• **GIVEN REQUEST**:
From the entries below, please gather each line containing the string "color".

• **DATA PROVIDED**:
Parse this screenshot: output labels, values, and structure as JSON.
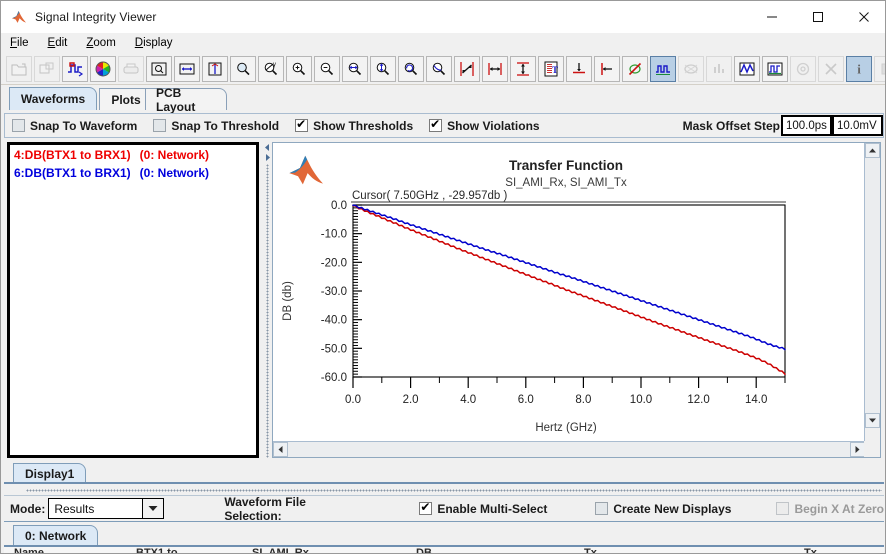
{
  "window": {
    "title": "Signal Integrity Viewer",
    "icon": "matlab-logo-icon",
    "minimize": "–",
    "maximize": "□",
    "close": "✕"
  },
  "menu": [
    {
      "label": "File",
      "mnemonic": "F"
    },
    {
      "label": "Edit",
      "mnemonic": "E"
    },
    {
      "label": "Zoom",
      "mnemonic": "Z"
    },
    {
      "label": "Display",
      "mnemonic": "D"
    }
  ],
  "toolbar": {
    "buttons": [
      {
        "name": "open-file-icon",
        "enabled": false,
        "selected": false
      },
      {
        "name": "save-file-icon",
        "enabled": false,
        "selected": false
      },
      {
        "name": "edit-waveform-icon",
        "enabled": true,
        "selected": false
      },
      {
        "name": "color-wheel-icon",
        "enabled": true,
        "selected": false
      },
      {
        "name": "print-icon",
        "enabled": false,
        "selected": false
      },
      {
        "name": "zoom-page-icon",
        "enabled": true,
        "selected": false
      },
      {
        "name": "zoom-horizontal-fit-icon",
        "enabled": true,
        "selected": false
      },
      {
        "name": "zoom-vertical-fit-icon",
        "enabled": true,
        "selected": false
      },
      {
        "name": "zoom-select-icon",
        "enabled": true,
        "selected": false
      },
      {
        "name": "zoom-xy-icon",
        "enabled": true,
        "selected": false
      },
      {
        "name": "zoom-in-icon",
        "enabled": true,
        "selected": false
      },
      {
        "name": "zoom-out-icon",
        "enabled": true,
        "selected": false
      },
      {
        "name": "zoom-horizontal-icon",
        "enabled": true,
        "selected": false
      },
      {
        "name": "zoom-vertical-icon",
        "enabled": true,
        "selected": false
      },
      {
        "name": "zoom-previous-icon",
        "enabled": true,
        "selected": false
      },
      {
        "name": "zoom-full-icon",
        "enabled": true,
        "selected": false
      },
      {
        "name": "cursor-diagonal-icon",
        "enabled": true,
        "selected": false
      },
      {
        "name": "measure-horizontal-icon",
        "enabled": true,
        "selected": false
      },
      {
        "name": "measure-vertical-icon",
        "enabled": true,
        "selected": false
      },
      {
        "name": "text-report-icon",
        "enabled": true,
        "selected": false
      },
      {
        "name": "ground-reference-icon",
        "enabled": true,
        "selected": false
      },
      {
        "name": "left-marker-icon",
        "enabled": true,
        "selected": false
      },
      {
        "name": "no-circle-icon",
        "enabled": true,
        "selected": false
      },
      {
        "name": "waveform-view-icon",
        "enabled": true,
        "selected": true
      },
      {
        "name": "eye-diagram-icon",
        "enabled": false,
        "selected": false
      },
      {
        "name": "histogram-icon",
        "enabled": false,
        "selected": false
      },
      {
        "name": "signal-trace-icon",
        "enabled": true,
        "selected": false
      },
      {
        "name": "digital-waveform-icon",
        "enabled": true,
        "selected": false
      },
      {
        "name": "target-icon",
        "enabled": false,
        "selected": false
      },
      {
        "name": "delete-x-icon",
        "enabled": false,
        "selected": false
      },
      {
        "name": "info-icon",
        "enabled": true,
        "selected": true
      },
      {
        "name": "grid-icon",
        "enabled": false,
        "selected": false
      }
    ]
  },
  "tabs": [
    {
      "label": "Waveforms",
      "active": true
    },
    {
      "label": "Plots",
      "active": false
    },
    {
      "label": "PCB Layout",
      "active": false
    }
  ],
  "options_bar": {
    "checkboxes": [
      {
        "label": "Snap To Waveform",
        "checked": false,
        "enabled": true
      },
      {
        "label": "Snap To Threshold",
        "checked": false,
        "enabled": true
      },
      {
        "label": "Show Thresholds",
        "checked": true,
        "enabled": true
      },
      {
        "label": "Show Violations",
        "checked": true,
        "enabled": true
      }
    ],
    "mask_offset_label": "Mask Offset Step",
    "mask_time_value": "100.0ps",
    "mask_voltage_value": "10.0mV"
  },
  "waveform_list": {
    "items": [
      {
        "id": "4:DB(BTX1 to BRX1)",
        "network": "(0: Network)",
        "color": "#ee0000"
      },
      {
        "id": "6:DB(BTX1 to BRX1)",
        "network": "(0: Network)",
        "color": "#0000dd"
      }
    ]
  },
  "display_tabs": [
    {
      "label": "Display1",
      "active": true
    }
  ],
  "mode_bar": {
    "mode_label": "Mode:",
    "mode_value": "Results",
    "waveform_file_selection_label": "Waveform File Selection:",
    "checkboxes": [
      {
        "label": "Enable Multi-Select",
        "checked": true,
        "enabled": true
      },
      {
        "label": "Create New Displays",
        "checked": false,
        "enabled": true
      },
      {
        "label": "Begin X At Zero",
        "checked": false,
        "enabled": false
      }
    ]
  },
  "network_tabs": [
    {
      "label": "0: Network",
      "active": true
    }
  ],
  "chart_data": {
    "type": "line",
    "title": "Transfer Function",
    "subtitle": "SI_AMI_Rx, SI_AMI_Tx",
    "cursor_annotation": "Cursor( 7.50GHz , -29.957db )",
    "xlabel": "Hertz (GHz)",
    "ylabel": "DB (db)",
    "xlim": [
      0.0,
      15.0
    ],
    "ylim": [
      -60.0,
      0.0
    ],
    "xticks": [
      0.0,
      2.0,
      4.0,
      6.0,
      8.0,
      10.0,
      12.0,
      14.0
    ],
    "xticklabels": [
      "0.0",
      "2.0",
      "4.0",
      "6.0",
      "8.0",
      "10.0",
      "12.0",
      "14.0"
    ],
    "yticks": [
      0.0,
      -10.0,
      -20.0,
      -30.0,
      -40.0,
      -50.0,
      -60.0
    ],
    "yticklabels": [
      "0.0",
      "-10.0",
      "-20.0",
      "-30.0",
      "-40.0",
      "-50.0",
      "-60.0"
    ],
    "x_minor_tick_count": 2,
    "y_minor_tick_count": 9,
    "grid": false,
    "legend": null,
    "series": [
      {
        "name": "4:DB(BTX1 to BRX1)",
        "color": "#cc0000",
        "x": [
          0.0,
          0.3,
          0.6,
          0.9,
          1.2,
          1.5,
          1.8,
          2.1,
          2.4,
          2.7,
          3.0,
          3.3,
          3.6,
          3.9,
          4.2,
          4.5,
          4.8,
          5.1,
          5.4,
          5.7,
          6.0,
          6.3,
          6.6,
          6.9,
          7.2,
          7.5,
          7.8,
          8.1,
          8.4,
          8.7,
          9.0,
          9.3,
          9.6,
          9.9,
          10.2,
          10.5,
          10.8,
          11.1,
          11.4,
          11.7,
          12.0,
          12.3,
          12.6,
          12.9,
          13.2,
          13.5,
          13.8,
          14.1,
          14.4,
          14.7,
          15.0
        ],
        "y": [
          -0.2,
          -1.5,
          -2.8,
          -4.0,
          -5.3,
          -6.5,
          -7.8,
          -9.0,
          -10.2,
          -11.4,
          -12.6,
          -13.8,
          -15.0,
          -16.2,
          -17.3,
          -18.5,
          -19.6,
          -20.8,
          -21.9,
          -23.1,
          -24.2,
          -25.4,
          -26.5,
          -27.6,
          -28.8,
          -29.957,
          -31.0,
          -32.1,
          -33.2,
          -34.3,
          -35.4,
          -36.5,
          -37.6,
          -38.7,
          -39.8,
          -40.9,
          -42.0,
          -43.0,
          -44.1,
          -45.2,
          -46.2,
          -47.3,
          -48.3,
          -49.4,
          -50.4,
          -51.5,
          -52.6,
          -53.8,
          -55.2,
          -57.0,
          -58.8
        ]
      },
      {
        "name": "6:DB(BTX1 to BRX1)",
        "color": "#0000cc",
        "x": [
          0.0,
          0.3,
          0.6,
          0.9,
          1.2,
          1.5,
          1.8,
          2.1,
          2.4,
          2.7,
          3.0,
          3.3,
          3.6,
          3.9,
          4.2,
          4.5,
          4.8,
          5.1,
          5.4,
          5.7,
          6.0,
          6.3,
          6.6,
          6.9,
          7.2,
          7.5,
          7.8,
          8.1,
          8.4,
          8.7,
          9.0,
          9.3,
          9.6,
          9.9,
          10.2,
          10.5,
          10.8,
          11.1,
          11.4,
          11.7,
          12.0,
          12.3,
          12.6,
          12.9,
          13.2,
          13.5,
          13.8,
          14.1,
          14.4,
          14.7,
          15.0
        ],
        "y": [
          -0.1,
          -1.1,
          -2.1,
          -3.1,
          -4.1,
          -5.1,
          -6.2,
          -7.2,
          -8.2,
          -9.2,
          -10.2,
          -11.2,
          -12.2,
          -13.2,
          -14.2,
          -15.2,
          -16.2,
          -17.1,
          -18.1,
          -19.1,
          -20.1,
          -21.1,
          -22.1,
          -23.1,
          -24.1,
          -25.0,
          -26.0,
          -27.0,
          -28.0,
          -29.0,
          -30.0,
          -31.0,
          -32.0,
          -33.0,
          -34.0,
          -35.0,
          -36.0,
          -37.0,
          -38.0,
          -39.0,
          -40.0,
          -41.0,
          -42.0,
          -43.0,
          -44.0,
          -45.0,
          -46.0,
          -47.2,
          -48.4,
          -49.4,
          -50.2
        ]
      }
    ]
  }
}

• **SOLUTION FOR THIS TASK**:
        "name": "color-wheel-icon",
        "color": "#ee0000"
        "color": "#0000dd"
        "color": "#cc0000",
        "color": "#0000cc",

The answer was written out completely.